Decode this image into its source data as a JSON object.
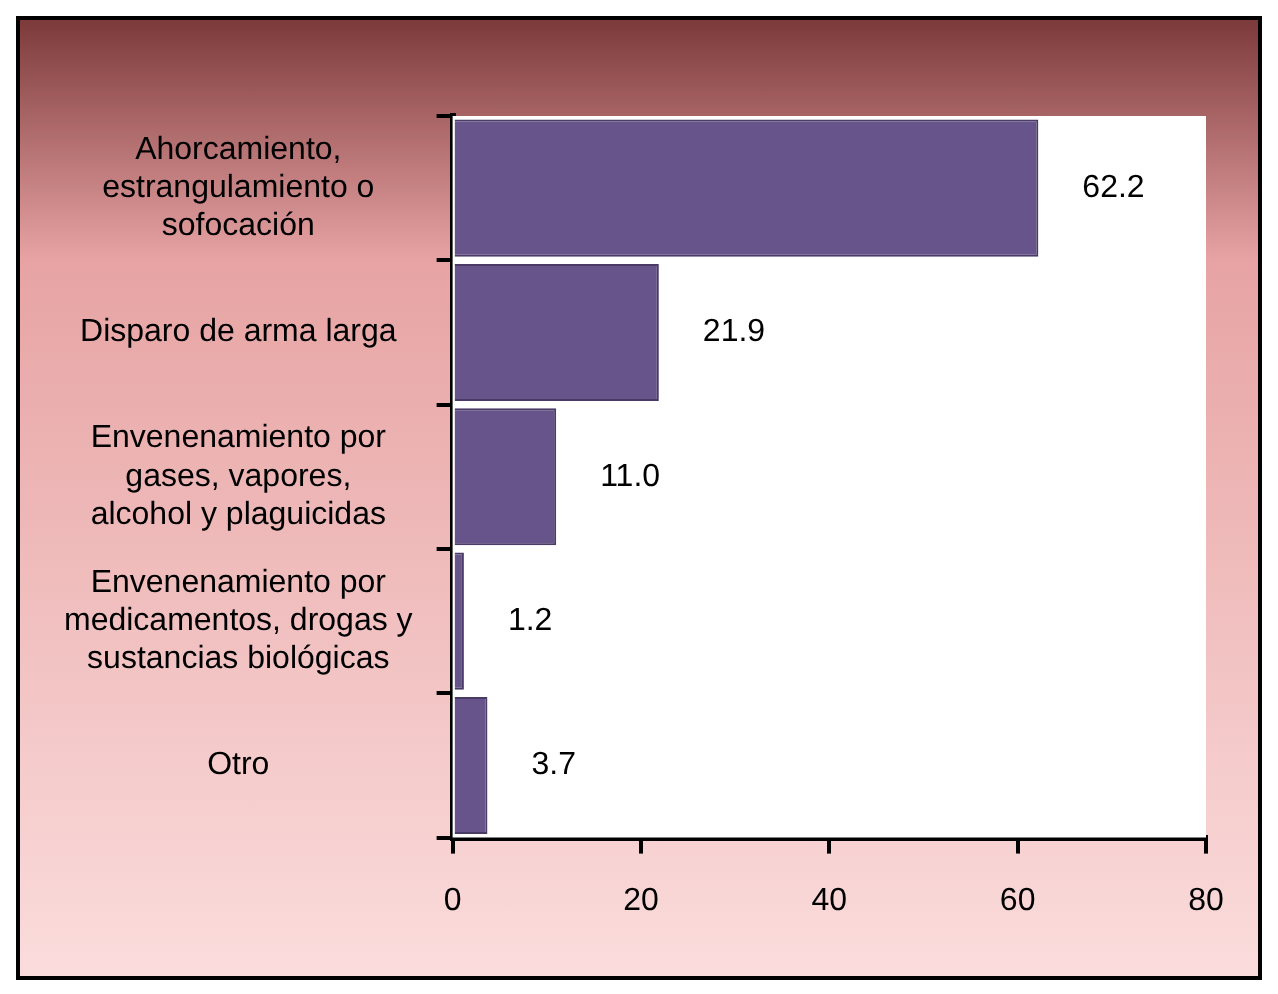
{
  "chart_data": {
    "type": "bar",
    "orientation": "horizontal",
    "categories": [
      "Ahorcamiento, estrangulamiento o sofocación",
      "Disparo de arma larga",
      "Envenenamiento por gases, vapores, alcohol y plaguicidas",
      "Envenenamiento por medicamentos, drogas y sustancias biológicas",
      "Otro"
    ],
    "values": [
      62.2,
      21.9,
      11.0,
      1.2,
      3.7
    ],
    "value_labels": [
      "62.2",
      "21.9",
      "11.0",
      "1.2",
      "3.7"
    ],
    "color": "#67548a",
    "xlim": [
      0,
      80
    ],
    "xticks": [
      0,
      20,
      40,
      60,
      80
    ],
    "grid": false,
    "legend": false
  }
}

Task description: Reproduce every record word for word. The copy must contain no pictures.

Result of this exercise:
Decode this image into its source data as a JSON object.
{
  "chart_data": {
    "type": "bar",
    "orientation": "horizontal",
    "categories": [
      "Ahorcamiento, estrangulamiento o sofocación",
      "Disparo de arma larga",
      "Envenenamiento por gases, vapores, alcohol y plaguicidas",
      "Envenenamiento por medicamentos, drogas y sustancias biológicas",
      "Otro"
    ],
    "values": [
      62.2,
      21.9,
      11.0,
      1.2,
      3.7
    ],
    "value_labels": [
      "62.2",
      "21.9",
      "11.0",
      "1.2",
      "3.7"
    ],
    "color": "#67548a",
    "xlim": [
      0,
      80
    ],
    "xticks": [
      0,
      20,
      40,
      60,
      80
    ],
    "grid": false,
    "legend": false
  }
}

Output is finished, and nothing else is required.